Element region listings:

__________

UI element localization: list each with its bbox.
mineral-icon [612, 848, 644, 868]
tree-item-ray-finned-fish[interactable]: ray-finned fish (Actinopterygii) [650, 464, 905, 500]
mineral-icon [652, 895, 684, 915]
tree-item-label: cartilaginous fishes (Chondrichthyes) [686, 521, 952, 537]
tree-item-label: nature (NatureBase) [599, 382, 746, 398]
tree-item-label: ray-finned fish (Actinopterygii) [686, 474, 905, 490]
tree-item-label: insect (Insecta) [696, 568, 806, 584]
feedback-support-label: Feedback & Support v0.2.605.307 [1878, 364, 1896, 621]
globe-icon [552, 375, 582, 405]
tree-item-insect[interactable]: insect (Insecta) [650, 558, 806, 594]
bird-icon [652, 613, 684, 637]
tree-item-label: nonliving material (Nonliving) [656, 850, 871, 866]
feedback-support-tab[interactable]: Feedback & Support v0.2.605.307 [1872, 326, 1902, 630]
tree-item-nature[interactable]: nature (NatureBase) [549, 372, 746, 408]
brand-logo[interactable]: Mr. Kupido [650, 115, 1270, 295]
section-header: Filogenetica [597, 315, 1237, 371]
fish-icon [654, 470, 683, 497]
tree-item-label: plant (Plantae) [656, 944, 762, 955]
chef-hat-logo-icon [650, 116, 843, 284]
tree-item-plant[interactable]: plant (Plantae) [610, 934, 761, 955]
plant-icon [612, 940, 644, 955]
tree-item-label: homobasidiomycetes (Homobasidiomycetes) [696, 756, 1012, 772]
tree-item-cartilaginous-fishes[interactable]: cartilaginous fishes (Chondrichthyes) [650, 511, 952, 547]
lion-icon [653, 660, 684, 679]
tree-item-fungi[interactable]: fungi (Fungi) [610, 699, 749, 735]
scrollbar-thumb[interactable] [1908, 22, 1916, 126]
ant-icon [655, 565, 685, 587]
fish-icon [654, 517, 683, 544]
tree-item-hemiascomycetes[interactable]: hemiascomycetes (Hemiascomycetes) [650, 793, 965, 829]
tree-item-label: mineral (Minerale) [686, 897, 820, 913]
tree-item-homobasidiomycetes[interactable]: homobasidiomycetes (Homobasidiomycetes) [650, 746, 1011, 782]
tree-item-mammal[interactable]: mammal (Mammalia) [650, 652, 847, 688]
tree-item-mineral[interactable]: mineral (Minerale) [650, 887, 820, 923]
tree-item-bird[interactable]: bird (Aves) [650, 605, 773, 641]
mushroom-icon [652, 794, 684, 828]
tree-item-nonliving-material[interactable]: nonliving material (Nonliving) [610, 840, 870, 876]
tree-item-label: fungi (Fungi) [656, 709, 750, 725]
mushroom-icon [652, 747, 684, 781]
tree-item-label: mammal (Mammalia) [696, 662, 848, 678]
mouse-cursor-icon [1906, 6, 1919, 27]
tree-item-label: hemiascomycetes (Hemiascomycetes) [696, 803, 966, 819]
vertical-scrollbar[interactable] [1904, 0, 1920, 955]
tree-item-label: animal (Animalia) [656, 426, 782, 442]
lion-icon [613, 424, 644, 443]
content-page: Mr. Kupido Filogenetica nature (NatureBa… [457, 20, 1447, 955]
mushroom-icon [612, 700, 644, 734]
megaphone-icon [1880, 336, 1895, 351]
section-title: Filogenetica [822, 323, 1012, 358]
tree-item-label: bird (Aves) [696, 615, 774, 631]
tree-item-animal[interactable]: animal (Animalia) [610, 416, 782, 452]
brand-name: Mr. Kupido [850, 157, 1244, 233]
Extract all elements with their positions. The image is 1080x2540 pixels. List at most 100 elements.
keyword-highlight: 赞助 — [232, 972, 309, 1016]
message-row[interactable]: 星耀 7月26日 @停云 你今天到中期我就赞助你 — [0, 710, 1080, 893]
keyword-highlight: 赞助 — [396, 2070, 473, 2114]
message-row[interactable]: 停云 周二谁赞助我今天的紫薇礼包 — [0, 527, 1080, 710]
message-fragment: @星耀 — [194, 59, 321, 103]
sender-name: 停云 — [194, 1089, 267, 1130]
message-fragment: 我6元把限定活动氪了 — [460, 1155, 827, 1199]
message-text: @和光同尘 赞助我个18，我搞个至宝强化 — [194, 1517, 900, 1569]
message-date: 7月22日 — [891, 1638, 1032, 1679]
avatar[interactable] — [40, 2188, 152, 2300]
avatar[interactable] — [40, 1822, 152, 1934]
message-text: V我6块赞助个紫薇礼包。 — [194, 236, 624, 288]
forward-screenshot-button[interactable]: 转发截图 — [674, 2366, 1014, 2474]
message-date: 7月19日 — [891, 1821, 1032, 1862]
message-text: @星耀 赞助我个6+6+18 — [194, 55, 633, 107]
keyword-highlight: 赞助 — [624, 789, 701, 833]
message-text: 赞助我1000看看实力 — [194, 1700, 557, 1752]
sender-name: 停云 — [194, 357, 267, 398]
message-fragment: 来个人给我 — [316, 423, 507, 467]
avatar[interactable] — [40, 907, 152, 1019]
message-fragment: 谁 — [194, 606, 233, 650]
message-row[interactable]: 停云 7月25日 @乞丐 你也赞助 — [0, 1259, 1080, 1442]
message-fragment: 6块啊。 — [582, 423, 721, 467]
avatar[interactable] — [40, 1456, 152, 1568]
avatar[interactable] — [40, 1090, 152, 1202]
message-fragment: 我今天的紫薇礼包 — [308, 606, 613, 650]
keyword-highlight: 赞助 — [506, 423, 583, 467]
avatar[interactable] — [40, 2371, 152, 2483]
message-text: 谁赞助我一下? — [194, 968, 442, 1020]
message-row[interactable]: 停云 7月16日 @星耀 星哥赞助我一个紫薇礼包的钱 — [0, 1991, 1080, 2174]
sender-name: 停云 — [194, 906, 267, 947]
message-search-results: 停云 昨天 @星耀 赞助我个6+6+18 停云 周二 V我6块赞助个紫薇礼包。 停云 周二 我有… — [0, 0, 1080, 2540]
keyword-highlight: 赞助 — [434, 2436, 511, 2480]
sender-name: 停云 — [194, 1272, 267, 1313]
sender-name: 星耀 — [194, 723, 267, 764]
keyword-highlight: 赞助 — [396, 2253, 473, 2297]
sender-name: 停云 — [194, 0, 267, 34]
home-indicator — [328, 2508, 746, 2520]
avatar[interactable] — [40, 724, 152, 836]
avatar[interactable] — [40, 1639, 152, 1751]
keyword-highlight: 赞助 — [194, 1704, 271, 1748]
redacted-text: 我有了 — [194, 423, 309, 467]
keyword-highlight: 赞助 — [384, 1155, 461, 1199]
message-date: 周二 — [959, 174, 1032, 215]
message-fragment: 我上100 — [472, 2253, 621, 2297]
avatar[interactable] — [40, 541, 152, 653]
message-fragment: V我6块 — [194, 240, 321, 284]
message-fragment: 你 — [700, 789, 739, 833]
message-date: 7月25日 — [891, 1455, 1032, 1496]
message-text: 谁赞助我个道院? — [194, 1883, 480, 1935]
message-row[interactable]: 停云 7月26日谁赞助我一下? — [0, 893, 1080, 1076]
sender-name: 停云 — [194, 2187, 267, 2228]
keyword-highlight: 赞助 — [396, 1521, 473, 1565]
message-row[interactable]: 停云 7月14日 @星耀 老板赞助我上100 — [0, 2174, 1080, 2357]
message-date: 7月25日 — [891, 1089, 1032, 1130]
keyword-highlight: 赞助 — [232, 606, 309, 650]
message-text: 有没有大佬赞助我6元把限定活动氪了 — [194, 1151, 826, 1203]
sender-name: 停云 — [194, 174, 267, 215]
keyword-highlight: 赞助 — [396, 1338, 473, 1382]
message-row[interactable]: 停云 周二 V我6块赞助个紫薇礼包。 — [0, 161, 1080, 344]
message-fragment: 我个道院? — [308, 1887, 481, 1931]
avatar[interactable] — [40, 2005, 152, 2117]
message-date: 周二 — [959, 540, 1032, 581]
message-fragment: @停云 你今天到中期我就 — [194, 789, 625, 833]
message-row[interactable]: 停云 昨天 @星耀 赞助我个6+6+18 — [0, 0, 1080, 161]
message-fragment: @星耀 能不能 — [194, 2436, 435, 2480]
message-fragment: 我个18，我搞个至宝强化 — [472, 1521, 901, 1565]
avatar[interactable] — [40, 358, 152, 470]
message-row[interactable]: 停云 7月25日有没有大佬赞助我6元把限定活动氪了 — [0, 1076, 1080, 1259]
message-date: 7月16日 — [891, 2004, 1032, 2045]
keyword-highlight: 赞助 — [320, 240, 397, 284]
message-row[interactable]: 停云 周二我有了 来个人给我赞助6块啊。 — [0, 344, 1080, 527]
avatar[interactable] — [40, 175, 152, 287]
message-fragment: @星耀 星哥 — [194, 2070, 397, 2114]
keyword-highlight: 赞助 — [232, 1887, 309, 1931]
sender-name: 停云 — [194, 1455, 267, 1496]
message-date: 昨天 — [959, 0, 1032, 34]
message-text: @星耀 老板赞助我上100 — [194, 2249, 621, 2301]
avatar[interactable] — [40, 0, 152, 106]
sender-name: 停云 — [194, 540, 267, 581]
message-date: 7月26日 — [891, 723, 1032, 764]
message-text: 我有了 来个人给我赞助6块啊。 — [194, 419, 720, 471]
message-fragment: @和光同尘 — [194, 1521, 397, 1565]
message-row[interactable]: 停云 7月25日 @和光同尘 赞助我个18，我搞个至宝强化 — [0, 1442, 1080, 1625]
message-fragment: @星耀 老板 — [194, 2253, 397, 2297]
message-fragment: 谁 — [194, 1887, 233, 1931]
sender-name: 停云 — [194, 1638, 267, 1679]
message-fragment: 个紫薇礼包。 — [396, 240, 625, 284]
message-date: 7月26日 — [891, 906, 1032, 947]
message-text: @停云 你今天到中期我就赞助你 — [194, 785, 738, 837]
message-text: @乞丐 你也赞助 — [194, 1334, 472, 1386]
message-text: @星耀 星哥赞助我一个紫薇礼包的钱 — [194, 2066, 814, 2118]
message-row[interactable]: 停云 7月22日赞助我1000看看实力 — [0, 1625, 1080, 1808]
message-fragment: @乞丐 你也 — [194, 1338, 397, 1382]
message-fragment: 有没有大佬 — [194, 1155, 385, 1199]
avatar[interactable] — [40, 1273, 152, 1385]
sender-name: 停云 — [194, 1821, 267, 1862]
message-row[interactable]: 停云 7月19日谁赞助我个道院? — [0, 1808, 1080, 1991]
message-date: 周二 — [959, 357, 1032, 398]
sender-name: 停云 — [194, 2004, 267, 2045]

__________

Gather every line of the records above that contains the string "Chondrichthyes".

tree-item-label: cartilaginous fishes (Chondrichthyes) [686, 521, 952, 537]
tree-item-cartilaginous-fishes[interactable]: cartilaginous fishes (Chondrichthyes) [650, 511, 952, 547]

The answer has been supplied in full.